- What to do
Copy each of the entries below word for word, keeping every line in its original order.

- Record excerpts
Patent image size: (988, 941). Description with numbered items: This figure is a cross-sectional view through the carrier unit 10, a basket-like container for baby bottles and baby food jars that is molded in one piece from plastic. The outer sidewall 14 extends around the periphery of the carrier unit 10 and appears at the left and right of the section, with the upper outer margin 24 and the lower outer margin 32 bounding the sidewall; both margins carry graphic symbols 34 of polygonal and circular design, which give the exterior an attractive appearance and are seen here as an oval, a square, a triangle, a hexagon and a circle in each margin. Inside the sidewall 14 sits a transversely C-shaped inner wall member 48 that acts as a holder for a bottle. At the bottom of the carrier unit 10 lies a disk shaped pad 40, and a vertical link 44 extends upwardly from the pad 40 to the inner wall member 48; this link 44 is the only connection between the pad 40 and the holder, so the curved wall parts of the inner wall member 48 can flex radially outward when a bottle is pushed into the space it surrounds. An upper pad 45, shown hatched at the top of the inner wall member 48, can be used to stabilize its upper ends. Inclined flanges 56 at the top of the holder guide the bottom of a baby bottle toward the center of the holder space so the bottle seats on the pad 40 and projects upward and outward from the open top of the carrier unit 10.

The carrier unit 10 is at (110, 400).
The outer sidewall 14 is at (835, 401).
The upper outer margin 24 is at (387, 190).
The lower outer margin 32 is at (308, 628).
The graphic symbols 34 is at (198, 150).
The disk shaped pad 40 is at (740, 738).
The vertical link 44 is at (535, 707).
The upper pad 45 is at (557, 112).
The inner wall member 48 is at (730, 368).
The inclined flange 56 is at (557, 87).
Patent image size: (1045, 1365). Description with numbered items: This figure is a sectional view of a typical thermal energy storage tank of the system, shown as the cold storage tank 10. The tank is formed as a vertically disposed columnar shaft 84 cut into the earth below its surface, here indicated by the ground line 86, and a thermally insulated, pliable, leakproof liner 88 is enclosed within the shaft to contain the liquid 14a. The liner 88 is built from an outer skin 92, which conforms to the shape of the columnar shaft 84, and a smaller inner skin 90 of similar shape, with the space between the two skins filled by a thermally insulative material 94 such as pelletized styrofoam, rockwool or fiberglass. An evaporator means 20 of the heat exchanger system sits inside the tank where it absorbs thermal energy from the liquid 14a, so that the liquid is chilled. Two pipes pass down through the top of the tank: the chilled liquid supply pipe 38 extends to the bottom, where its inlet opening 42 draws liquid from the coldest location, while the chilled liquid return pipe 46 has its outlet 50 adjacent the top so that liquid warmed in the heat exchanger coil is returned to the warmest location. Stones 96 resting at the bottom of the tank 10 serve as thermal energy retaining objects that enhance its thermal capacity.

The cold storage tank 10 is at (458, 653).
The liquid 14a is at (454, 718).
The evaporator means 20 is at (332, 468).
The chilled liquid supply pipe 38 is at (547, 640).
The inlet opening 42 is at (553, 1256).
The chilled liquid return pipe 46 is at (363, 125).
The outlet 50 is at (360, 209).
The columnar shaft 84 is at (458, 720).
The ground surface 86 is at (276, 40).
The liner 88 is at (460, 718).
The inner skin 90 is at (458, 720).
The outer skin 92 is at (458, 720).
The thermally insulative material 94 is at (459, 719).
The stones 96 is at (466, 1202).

- Response to the task
Patent image size: (988, 941). Description with numbered items: This figure is a cross-sectional view through the carrier unit 10, a basket-like container for baby bottles and baby food jars that is molded in one piece from plastic. The outer sidewall 14 extends around the periphery of the carrier unit 10 and appears at the left and right of the section, with the upper outer margin 24 and the lower outer margin 32 bounding the sidewall; both margins carry graphic symbols 34 of polygonal and circular design, which give the exterior an attractive appearance and are seen here as an oval, a square, a triangle, a hexagon and a circle in each margin. Inside the sidewall 14 sits a transversely C-shaped inner wall member 48 that acts as a holder for a bottle. At the bottom of the carrier unit 10 lies a disk shaped pad 40, and a vertical link 44 extends upwardly from the pad 40 to the inner wall member 48; this link 44 is the only connection between the pad 40 and the holder, so the curved wall parts of the inner wall member 48 can flex radially outward when a bottle is pushed into the space it surrounds. An upper pad 45, shown hatched at the top of the inner wall member 48, can be used to stabilize its upper ends. Inclined flanges 56 at the top of the holder guide the bottom of a baby bottle toward the center of the holder space so the bottle seats on the pad 40 and projects upward and outward from the open top of the carrier unit 10.

The carrier unit 10 is at (110, 400).
The outer sidewall 14 is at (835, 401).
The upper outer margin 24 is at (387, 190).
The lower outer margin 32 is at (308, 628).
The graphic symbols 34 is at (198, 150).
The disk shaped pad 40 is at (740, 738).
The vertical link 44 is at (535, 707).
The upper pad 45 is at (557, 112).
The inner wall member 48 is at (730, 368).
The inclined flange 56 is at (557, 87).
Patent image size: (1045, 1365). Description with numbered items: This figure is a sectional view of a typical thermal energy storage tank of the system, shown as the cold storage tank 10. The tank is formed as a vertically disposed columnar shaft 84 cut into the earth below its surface, here indicated by the ground line 86, and a thermally insulated, pliable, leakproof liner 88 is enclosed within the shaft to contain the liquid 14a. The liner 88 is built from an outer skin 92, which conforms to the shape of the columnar shaft 84, and a smaller inner skin 90 of similar shape, with the space between the two skins filled by a thermally insulative material 94 such as pelletized styrofoam, rockwool or fiberglass. An evaporator means 20 of the heat exchanger system sits inside the tank where it absorbs thermal energy from the liquid 14a, so that the liquid is chilled. Two pipes pass down through the top of the tank: the chilled liquid supply pipe 38 extends to the bottom, where its inlet opening 42 draws liquid from the coldest location, while the chilled liquid return pipe 46 has its outlet 50 adjacent the top so that liquid warmed in the heat exchanger coil is returned to the warmest location. Stones 96 resting at the bottom of the tank 10 serve as thermal energy retaining objects that enhance its thermal capacity.

The cold storage tank 10 is at (458, 653).
The liquid 14a is at (454, 718).
The evaporator means 20 is at (332, 468).
The chilled liquid supply pipe 38 is at (547, 640).
The inlet opening 42 is at (553, 1256).
The chilled liquid return pipe 46 is at (363, 125).
The outlet 50 is at (360, 209).
The columnar shaft 84 is at (458, 720).
The ground surface 86 is at (276, 40).
The liner 88 is at (460, 718).
The inner skin 90 is at (458, 720).
The outer skin 92 is at (458, 720).
The thermally insulative material 94 is at (459, 719).
The stones 96 is at (466, 1202).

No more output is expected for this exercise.